▶ [MATERIAL TO PROCESS]:
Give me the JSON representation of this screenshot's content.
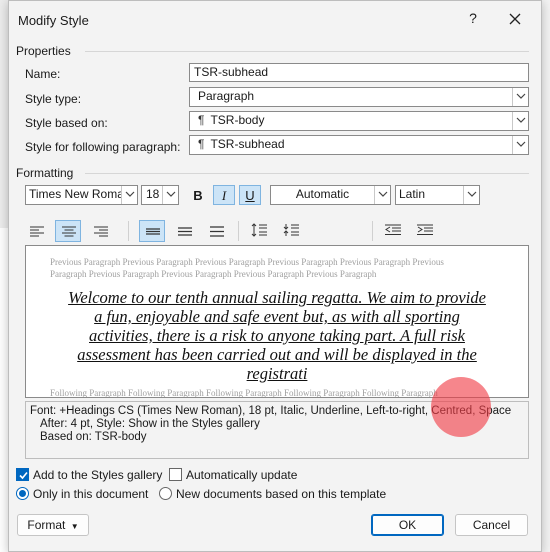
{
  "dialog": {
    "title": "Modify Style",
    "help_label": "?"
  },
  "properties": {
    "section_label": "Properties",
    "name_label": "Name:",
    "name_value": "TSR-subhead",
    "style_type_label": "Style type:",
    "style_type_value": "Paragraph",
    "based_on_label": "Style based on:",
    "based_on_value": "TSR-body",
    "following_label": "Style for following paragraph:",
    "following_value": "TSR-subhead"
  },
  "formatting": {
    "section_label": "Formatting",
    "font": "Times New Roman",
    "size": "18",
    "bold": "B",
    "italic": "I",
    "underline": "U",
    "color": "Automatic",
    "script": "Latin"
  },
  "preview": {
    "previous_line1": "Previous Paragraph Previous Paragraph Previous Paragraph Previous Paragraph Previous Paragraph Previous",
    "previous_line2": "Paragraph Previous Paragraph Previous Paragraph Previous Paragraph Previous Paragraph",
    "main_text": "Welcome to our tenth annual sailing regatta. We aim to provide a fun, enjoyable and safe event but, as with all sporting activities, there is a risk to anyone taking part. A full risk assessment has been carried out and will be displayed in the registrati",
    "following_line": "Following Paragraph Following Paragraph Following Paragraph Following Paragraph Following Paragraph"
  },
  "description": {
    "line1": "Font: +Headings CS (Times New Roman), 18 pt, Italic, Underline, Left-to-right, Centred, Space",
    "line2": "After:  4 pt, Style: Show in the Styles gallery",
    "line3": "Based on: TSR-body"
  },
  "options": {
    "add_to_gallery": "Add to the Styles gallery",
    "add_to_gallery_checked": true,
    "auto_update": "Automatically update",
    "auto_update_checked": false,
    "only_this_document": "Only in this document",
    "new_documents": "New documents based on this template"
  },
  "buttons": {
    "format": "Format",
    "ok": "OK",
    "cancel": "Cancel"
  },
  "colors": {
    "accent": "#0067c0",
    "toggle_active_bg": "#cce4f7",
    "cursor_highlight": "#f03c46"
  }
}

---

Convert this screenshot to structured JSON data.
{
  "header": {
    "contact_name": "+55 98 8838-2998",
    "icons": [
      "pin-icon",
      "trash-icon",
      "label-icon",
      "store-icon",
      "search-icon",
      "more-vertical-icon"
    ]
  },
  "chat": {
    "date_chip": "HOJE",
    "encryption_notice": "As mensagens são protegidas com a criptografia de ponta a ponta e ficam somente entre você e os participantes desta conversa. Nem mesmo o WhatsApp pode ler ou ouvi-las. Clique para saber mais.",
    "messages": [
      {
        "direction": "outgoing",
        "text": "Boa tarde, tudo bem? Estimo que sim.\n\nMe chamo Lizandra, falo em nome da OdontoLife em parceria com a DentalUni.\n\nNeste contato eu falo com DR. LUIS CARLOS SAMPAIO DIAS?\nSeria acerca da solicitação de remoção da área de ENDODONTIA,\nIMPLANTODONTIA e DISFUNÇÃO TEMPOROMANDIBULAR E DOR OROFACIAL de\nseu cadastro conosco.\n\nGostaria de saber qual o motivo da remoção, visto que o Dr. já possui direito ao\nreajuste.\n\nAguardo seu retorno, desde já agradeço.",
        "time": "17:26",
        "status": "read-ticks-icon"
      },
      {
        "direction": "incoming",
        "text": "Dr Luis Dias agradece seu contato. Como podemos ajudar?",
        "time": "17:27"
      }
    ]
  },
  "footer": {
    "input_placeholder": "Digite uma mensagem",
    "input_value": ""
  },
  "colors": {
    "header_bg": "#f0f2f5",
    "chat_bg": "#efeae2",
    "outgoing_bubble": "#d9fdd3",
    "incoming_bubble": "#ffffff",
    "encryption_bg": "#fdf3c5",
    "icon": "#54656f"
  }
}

▶ [SHORT EXERCISE]: For each line in the data above that contains the string "screenshot", extract the line.

▶ [RIGHT ANSWER]:
Give me the JSON representation of this screenshot's content.
Convert this screenshot to structured JSON data.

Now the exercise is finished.